> **Raw data**
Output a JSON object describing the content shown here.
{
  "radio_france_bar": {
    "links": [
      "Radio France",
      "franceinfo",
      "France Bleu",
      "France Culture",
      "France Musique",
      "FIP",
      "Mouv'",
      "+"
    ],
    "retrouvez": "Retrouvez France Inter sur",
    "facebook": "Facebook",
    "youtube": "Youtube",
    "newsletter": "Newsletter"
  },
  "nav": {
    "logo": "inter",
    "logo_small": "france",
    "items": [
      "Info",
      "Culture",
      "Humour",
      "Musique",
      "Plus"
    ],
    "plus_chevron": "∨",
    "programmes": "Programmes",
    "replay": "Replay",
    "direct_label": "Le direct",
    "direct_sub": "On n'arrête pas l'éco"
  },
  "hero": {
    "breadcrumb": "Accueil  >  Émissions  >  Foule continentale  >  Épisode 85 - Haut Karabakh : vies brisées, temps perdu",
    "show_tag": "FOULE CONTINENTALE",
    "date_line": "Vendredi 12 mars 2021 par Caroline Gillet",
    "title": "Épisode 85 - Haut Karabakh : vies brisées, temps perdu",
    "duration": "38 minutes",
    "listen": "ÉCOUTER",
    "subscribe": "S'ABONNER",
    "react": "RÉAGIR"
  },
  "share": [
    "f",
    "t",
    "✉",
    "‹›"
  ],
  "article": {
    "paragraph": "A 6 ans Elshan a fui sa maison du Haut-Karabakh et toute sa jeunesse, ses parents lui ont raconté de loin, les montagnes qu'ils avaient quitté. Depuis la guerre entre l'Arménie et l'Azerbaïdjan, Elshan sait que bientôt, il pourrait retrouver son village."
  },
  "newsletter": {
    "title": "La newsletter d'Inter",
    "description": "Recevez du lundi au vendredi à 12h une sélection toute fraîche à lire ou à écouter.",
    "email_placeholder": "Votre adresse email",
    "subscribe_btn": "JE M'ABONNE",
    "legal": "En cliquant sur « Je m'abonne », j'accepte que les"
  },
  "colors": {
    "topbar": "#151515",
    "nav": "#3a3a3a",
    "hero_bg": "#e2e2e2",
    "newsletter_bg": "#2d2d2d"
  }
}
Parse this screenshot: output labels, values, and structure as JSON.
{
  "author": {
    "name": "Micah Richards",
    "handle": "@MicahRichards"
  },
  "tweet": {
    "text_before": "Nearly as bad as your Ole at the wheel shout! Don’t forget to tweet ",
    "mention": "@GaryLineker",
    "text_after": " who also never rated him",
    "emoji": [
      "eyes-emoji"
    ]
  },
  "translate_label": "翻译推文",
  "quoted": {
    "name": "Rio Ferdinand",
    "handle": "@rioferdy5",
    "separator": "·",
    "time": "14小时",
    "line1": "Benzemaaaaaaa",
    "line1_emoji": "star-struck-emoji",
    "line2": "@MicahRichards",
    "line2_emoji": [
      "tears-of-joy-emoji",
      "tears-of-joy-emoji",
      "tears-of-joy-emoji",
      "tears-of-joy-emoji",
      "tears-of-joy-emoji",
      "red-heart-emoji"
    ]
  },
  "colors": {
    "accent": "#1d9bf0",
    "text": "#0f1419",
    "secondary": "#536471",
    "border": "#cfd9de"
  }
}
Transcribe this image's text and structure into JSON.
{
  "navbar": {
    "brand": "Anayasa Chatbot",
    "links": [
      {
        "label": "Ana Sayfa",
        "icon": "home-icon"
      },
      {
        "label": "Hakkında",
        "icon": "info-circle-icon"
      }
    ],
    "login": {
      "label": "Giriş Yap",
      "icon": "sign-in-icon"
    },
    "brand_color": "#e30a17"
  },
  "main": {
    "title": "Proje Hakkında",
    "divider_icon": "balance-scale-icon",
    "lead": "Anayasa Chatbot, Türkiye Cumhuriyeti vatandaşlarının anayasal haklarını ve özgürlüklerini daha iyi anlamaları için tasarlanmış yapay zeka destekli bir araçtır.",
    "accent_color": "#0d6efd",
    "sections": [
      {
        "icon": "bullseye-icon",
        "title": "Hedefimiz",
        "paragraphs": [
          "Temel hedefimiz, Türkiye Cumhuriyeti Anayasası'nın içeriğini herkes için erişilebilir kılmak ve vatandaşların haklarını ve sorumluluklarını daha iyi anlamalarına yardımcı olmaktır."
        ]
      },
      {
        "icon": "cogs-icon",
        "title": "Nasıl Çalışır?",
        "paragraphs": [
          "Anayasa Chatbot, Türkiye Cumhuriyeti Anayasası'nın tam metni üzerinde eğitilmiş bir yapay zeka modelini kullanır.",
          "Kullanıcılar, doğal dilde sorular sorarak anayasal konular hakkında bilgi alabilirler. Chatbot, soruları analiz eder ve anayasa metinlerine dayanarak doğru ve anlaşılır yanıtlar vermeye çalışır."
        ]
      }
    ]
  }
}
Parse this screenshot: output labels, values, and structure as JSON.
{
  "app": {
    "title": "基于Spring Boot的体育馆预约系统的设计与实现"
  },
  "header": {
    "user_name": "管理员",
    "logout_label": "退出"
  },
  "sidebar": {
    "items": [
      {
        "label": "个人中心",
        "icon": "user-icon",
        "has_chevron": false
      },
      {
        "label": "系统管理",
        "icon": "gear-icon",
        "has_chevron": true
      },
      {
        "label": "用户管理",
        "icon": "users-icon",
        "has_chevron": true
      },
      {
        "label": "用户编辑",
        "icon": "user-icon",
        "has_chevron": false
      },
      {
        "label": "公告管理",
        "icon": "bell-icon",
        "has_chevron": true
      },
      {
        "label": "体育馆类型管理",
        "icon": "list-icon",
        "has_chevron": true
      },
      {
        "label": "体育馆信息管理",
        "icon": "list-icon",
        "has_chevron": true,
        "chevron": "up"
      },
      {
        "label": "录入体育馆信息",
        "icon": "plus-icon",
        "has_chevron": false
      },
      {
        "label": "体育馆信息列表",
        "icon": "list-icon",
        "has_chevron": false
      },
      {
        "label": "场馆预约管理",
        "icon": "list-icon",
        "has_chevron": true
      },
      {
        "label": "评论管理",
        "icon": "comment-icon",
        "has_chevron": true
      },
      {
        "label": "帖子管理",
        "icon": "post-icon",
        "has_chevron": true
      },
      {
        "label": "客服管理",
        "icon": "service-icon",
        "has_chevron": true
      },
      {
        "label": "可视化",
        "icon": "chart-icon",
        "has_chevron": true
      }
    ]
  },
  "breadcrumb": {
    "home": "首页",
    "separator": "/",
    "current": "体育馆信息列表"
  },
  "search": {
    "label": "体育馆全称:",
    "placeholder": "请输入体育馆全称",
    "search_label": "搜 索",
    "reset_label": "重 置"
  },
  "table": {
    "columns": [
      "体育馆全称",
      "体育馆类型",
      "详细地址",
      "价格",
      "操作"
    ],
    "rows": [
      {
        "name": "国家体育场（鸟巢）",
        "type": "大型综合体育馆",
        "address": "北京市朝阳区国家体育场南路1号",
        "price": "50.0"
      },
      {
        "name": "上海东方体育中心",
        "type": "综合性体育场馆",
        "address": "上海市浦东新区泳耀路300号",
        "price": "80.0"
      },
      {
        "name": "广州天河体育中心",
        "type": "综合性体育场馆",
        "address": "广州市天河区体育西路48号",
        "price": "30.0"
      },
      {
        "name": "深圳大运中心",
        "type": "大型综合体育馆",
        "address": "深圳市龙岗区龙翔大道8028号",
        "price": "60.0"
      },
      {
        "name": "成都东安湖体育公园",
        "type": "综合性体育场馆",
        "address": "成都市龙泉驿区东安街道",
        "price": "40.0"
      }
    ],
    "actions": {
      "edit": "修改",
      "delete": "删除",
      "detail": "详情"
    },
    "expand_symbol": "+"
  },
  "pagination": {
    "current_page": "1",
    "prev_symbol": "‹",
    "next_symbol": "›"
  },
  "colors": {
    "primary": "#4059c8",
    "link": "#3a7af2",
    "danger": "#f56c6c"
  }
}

> **Prompt**
Report all lines of the material that contain the word "için".

> **Solution to this task**
    "lead": "Anayasa Chatbot, Türkiye Cumhuriyeti vatandaşlarının anayasal haklarını ve özgürlüklerini daha iyi anlamaları için tasarlanmış yapay zeka destekli bir araçtır.",
          "Temel hedefimiz, Türkiye Cumhuriyeti Anayasası'nın içeriğini herkes için erişilebilir kılmak ve vatandaşların haklarını ve sorumluluklarını daha iyi anlamalarına yardımcı olmaktır."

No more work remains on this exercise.